- [Goal]
Each line in the entries below that holds the string "Status" is to be listed.

Data items
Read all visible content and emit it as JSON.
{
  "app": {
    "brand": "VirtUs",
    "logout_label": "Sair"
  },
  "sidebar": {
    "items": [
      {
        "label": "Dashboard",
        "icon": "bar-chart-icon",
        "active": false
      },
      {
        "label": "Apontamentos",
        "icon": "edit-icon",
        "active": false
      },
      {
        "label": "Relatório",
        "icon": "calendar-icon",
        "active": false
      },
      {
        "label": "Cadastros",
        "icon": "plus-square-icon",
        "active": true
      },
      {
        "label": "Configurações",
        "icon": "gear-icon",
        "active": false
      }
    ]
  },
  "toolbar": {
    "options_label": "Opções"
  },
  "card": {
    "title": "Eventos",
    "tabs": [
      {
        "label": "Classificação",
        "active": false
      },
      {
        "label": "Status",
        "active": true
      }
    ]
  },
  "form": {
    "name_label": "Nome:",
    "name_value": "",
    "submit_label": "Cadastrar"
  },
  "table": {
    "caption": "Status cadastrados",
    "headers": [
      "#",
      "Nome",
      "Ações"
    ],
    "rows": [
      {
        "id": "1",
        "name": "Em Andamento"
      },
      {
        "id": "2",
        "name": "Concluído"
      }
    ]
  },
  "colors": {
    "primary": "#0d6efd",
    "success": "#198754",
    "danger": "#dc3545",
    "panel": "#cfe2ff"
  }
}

- [Answer to the task]
        "label": "Status",
    "caption": "Status cadastrados",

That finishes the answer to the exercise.